= Objective =
Extract every line starting at the line that contains "Convert this document image to plain text." and ending with the final line of the data, inclusive; give only those lines, word for word.

= Data records =
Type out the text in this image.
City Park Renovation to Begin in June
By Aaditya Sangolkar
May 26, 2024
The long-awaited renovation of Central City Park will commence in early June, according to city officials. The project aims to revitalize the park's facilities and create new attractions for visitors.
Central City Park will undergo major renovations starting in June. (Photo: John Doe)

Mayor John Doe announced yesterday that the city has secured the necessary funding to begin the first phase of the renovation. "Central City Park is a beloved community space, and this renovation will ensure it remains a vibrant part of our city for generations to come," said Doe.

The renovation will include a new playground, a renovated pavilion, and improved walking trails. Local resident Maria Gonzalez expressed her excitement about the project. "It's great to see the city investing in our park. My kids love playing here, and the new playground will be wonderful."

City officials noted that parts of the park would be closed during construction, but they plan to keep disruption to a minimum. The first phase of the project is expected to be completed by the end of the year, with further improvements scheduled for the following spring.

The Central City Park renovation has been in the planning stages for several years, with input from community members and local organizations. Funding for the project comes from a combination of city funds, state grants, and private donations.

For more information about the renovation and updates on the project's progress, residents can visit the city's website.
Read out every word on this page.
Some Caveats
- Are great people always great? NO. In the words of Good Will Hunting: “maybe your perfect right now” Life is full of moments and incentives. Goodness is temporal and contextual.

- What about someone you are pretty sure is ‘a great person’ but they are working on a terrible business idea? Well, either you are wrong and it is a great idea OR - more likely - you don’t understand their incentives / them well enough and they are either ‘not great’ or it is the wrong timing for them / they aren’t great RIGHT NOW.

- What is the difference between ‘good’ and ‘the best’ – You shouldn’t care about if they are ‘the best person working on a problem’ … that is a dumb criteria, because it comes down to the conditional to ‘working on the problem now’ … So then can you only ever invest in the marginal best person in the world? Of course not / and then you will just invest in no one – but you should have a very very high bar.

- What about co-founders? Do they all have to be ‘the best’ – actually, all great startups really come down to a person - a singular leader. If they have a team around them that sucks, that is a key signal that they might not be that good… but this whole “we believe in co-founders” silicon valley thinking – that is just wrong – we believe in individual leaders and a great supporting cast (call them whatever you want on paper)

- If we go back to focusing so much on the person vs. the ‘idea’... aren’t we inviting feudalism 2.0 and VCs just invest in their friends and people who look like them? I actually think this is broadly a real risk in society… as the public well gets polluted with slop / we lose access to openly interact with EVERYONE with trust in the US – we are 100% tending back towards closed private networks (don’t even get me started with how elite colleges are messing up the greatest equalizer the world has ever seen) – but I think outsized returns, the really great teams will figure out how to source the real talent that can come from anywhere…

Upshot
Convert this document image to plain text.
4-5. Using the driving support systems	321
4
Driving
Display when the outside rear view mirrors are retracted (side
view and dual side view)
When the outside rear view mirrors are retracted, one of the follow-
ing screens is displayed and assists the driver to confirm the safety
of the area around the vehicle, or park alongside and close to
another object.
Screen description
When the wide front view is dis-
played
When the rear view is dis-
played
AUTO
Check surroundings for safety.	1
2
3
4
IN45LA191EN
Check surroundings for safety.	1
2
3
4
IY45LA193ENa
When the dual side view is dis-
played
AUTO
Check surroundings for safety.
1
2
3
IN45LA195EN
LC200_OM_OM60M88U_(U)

= Task response =
Convert this document image to plain text.
4-5. Using the driving support systems	321
4
Driving
Display when the outside rear view mirrors are retracted (side
view and dual side view)
When the outside rear view mirrors are retracted, one of the follow-
ing screens is displayed and assists the driver to confirm the safety
of the area around the vehicle, or park alongside and close to
another object.
Screen description
When the wide front view is dis-
played
When the rear view is dis-
played
AUTO
Check surroundings for safety.	1
2
3
4
IN45LA191EN
Check surroundings for safety.	1
2
3
4
IY45LA193ENa
When the dual side view is dis-
played
AUTO
Check surroundings for safety.
1
2
3
IN45LA195EN
LC200_OM_OM60M88U_(U)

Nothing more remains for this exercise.